Objective
Report each line of the data that includes the word "from".

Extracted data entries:
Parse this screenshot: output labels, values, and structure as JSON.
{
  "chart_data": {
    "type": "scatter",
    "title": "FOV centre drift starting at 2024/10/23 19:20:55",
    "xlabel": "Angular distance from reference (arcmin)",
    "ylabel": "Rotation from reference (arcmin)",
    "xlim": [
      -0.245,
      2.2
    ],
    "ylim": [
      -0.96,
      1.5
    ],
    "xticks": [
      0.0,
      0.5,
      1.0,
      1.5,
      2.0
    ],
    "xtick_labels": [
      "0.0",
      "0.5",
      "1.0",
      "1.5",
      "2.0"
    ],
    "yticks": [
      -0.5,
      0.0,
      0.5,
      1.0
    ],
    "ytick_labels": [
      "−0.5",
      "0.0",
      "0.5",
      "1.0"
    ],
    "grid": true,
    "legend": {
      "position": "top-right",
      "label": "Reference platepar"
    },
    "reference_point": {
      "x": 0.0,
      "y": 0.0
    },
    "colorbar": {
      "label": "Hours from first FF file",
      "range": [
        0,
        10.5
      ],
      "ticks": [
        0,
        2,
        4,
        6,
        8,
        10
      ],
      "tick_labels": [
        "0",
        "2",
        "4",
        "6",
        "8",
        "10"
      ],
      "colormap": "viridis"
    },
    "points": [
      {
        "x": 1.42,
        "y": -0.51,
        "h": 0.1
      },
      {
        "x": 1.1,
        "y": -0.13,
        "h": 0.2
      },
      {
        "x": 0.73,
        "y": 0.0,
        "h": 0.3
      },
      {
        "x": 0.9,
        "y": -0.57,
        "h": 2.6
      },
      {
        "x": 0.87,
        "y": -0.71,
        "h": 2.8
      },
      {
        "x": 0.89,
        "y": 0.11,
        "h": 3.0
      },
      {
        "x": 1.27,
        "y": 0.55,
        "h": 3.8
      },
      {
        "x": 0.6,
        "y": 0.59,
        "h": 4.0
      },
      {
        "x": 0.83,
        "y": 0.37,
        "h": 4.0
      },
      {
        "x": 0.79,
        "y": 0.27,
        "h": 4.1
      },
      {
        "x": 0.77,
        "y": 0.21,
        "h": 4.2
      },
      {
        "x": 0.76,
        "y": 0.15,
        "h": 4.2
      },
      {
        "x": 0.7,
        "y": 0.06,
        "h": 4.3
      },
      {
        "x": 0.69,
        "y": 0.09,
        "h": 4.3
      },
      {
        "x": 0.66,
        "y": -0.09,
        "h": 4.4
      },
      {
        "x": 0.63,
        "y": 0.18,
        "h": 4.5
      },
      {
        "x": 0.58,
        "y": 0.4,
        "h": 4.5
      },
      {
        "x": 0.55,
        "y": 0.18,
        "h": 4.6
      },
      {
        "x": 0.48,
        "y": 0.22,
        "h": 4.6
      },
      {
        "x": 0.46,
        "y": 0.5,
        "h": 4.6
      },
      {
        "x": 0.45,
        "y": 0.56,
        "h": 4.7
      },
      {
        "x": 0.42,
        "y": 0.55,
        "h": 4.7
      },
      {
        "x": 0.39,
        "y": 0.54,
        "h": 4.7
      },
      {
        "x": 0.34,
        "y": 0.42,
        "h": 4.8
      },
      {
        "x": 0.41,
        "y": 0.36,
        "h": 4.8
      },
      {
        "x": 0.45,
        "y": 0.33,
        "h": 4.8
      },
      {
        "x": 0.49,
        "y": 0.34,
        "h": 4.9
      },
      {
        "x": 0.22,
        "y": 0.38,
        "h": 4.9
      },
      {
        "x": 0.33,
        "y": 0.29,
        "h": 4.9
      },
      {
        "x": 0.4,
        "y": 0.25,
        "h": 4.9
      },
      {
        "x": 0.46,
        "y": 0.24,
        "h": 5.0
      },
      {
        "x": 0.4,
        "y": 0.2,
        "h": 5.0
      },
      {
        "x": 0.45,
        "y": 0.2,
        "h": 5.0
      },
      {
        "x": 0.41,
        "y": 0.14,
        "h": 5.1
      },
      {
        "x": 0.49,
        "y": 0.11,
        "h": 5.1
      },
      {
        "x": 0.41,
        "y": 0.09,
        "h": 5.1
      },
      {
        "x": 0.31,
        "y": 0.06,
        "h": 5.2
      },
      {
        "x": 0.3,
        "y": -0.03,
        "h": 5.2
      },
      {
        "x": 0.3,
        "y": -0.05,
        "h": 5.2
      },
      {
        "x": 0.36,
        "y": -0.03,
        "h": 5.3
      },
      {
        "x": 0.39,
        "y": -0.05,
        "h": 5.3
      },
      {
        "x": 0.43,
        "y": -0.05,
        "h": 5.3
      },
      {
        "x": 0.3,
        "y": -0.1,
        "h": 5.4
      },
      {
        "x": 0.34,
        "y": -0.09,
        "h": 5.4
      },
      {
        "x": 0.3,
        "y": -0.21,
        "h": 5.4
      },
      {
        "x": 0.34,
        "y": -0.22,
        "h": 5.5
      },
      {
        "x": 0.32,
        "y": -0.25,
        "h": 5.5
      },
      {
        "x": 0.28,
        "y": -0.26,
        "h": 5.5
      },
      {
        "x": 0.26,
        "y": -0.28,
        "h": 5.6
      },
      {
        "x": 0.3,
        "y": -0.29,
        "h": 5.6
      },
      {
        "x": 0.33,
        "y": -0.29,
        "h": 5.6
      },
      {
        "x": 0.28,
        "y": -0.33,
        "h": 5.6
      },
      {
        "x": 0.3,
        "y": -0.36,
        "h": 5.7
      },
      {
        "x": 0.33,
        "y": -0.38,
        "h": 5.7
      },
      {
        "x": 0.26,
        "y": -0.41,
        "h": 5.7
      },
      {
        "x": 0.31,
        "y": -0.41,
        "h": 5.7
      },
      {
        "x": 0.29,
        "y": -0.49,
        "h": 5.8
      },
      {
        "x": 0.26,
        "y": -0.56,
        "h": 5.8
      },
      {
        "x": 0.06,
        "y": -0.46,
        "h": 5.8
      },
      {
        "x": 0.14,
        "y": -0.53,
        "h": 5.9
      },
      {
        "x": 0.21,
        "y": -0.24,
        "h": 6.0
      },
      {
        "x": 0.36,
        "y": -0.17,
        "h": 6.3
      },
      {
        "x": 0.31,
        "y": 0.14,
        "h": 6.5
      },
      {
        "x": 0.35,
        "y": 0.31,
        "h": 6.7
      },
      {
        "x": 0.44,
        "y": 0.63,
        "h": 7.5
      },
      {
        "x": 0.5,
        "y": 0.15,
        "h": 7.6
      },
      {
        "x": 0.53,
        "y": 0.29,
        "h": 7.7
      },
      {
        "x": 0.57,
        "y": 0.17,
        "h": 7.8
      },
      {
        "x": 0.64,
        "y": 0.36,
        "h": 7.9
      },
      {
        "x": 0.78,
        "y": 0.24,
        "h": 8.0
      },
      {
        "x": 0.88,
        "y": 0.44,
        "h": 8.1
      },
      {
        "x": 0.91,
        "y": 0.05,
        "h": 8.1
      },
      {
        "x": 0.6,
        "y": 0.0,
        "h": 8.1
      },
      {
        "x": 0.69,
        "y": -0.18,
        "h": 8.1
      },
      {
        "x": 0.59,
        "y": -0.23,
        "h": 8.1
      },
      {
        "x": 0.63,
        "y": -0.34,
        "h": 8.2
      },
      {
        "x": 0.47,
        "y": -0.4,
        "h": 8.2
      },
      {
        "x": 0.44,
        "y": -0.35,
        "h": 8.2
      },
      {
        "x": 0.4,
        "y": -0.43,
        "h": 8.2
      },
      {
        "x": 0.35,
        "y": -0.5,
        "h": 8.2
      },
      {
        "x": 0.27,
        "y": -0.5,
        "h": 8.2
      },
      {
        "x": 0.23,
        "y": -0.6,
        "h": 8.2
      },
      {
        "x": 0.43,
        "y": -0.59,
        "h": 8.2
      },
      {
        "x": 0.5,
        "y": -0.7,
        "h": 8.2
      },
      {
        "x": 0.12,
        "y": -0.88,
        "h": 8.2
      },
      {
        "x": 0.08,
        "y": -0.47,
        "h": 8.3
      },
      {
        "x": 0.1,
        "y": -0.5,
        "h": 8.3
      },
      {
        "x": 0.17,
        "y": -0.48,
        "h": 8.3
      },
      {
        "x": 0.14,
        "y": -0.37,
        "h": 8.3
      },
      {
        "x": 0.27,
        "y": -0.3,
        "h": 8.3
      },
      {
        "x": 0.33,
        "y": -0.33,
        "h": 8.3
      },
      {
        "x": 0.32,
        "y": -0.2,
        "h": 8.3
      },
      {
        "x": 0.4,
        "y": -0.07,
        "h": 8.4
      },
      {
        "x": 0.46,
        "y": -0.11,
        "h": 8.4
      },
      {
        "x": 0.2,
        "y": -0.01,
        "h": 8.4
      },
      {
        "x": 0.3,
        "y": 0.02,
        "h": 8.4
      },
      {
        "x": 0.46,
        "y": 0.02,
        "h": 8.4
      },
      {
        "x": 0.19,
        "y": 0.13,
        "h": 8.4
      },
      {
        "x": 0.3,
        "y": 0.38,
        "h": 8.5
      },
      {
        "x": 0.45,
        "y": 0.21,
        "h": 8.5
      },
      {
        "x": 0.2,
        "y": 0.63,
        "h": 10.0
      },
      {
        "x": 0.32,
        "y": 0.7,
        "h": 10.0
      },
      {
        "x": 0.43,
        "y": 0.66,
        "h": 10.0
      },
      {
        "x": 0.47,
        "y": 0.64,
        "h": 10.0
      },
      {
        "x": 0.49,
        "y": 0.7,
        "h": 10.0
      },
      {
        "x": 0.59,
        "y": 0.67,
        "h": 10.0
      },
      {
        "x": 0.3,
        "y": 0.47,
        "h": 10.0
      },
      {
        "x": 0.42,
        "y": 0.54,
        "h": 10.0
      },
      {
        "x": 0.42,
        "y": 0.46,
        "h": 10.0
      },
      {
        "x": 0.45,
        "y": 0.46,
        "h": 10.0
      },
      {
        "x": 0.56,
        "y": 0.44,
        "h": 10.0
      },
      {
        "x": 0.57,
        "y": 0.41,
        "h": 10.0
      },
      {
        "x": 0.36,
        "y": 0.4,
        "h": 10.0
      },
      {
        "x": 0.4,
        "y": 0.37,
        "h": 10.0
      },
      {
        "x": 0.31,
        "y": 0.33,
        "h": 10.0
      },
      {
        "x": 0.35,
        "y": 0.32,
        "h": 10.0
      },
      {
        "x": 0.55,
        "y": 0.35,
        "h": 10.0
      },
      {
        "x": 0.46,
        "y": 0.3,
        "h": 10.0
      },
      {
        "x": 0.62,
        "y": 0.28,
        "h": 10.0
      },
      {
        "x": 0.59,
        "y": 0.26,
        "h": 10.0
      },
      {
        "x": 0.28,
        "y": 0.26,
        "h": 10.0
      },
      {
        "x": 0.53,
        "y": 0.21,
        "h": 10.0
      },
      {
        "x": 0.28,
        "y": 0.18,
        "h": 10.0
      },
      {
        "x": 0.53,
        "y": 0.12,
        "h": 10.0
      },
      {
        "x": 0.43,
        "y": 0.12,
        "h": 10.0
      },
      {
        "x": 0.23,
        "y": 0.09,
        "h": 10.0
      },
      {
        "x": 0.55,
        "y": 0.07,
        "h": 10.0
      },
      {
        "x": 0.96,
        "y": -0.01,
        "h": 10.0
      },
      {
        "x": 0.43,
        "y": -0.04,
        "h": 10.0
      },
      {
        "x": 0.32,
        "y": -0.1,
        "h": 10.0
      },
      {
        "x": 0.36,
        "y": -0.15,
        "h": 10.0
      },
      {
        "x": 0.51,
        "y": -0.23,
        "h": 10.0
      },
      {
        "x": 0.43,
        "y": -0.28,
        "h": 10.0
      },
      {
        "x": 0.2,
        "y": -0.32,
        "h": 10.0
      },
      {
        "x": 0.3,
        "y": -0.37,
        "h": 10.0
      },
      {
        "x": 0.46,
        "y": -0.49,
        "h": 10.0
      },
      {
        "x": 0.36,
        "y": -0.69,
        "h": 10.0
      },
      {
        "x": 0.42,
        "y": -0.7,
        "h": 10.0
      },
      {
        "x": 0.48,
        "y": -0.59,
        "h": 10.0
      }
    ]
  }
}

Response to the task
    "xlabel": "Angular distance from reference (arcmin)",
    "ylabel": "Rotation from reference (arcmin)",
      "label": "Hours from first FF file",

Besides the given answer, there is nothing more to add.